--- TASK GOAL ---
The records below must be transcribed exactly. Do not include the pictures.

## BEGIN

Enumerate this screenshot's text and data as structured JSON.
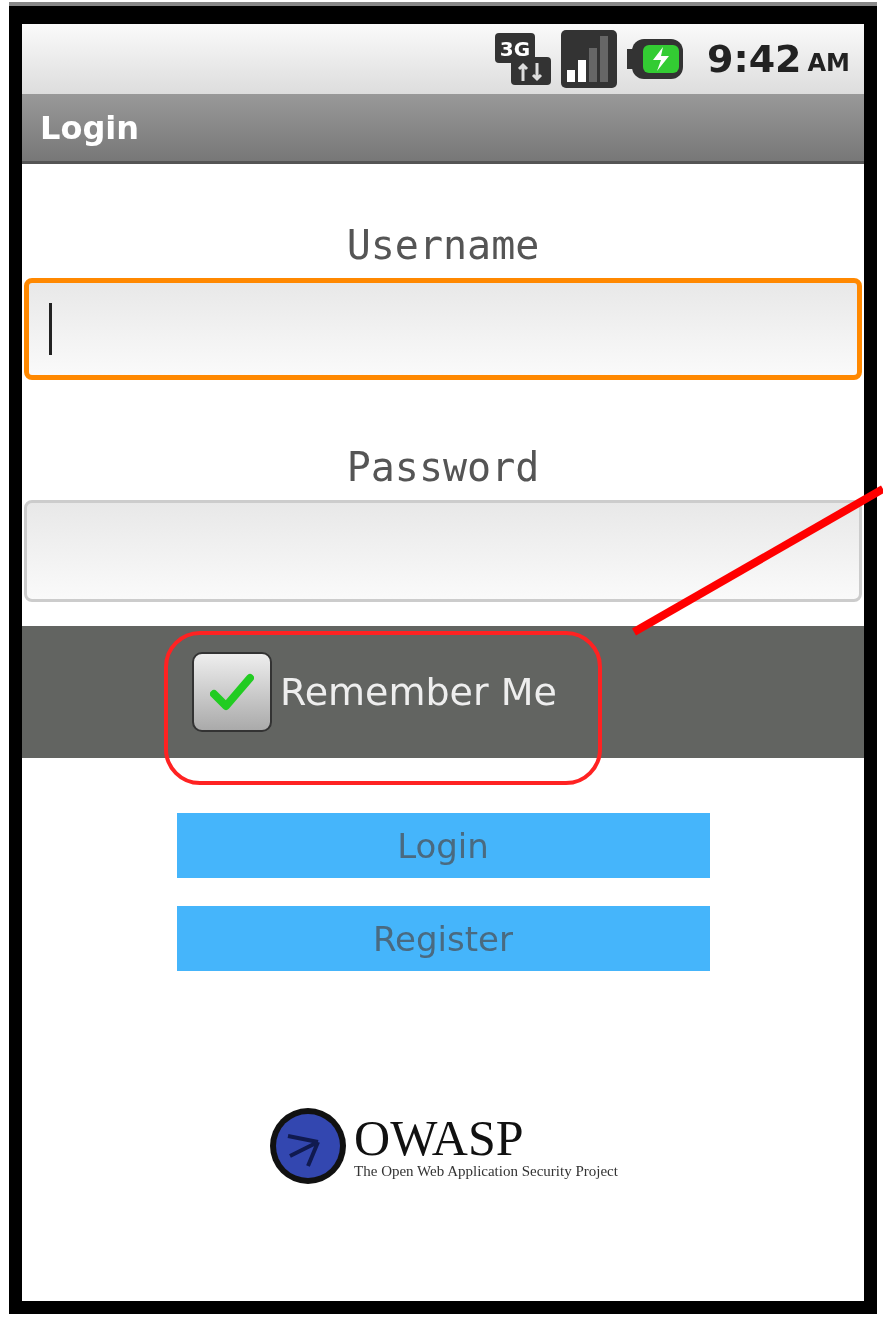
{
  "status_bar": {
    "time": "9:42",
    "period": "AM",
    "network": "3G"
  },
  "title_bar": {
    "title": "Login"
  },
  "fields": [
    {
      "label": "Username",
      "focused": true
    },
    {
      "label": "Password",
      "focused": false
    }
  ],
  "remember": {
    "label": "Remember Me",
    "checked": true
  },
  "buttons": [
    "Login",
    "Register"
  ],
  "logo": {
    "name": "OWASP",
    "tagline": "The Open Web Application Security Project"
  }
}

## END

--- WRITTEN RESPONSE ---
Enumerate this screenshot's text and data as structured JSON.
{
  "status_bar": {
    "time": "9:42",
    "period": "AM",
    "network": "3G"
  },
  "title_bar": {
    "title": "Login"
  },
  "fields": [
    {
      "label": "Username",
      "focused": true
    },
    {
      "label": "Password",
      "focused": false
    }
  ],
  "remember": {
    "label": "Remember Me",
    "checked": true
  },
  "buttons": [
    "Login",
    "Register"
  ],
  "logo": {
    "name": "OWASP",
    "tagline": "The Open Web Application Security Project"
  }
}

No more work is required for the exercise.